Copy the items word for word, beginning with the very first line and ending after the line that contains "sidebar-item-discord-bot[interactable]: Discord BOT", including that line.

———

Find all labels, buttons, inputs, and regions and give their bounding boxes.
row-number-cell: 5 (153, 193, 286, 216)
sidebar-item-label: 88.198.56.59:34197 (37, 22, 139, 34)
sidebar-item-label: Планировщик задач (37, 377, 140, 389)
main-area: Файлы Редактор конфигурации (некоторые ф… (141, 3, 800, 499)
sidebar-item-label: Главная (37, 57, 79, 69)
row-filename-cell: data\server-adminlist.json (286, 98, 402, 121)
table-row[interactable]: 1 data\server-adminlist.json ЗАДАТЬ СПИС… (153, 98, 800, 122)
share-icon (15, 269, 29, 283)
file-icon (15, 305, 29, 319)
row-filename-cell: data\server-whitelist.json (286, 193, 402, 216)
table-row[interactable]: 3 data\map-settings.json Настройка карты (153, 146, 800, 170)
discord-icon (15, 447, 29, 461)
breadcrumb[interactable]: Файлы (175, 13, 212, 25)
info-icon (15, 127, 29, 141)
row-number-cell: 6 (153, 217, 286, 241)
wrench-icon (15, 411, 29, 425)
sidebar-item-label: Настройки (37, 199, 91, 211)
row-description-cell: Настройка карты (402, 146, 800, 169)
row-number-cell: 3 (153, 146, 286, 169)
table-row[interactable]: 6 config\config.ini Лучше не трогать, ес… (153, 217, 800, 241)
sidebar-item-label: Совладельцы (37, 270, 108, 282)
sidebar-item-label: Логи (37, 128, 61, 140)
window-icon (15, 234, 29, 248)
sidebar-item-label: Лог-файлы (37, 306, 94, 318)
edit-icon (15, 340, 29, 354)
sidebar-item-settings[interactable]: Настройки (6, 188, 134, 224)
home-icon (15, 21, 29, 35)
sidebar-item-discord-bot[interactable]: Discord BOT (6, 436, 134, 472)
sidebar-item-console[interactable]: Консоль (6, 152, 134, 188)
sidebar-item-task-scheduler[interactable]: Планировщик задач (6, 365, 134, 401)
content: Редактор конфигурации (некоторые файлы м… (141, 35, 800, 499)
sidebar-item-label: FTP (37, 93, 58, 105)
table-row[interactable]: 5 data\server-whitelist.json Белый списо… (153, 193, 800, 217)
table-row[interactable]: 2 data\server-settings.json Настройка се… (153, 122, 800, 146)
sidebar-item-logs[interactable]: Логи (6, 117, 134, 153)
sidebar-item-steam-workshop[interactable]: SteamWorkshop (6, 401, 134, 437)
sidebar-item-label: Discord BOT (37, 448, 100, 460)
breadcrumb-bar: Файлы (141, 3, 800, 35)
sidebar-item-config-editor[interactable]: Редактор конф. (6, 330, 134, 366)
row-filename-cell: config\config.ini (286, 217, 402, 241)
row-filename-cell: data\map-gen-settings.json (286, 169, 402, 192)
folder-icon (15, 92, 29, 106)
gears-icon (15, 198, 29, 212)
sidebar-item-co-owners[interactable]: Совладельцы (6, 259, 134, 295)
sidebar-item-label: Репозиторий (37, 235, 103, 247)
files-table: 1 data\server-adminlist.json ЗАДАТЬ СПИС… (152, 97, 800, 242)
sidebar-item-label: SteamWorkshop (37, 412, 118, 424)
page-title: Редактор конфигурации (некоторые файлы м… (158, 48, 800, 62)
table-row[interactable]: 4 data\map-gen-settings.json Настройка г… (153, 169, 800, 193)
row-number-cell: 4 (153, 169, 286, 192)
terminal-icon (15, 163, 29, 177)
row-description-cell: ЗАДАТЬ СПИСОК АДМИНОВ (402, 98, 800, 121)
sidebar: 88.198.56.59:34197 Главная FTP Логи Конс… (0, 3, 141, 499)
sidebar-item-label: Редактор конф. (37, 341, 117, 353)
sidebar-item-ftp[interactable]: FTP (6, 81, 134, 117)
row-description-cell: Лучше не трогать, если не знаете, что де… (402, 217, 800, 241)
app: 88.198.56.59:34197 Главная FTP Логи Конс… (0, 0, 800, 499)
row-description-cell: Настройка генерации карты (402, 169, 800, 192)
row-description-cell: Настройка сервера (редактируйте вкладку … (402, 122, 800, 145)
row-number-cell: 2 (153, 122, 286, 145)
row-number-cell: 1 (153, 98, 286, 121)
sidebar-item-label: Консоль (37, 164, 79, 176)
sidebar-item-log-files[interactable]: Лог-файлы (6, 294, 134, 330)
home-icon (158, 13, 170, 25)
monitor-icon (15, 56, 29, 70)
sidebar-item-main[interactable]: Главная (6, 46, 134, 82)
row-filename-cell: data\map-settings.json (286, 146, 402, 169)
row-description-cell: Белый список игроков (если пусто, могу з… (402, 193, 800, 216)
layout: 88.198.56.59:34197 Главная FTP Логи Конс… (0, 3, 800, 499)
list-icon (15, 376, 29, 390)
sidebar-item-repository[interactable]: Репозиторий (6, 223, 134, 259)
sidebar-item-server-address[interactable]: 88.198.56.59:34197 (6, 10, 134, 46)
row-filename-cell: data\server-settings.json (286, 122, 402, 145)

———

Complete output —
Find all labels, buttons, inputs, and regions and give their bounding boxes.
row-number-cell: 5 (153, 193, 286, 216)
sidebar-item-label: 88.198.56.59:34197 (37, 22, 139, 34)
sidebar-item-label: Планировщик задач (37, 377, 140, 389)
main-area: Файлы Редактор конфигурации (некоторые ф… (141, 3, 800, 499)
sidebar-item-label: Главная (37, 57, 79, 69)
row-filename-cell: data\server-adminlist.json (286, 98, 402, 121)
table-row[interactable]: 1 data\server-adminlist.json ЗАДАТЬ СПИС… (153, 98, 800, 122)
share-icon (15, 269, 29, 283)
file-icon (15, 305, 29, 319)
row-filename-cell: data\server-whitelist.json (286, 193, 402, 216)
table-row[interactable]: 3 data\map-settings.json Настройка карты (153, 146, 800, 170)
discord-icon (15, 447, 29, 461)
breadcrumb[interactable]: Файлы (175, 13, 212, 25)
info-icon (15, 127, 29, 141)
row-number-cell: 6 (153, 217, 286, 241)
wrench-icon (15, 411, 29, 425)
sidebar-item-label: Настройки (37, 199, 91, 211)
row-description-cell: Настройка карты (402, 146, 800, 169)
row-number-cell: 3 (153, 146, 286, 169)
table-row[interactable]: 6 config\config.ini Лучше не трогать, ес… (153, 217, 800, 241)
sidebar-item-label: Совладельцы (37, 270, 108, 282)
sidebar-item-label: Логи (37, 128, 61, 140)
window-icon (15, 234, 29, 248)
sidebar-item-label: Лог-файлы (37, 306, 94, 318)
edit-icon (15, 340, 29, 354)
sidebar-item-settings[interactable]: Настройки (6, 188, 134, 224)
home-icon (15, 21, 29, 35)
sidebar-item-discord-bot[interactable]: Discord BOT (6, 436, 134, 472)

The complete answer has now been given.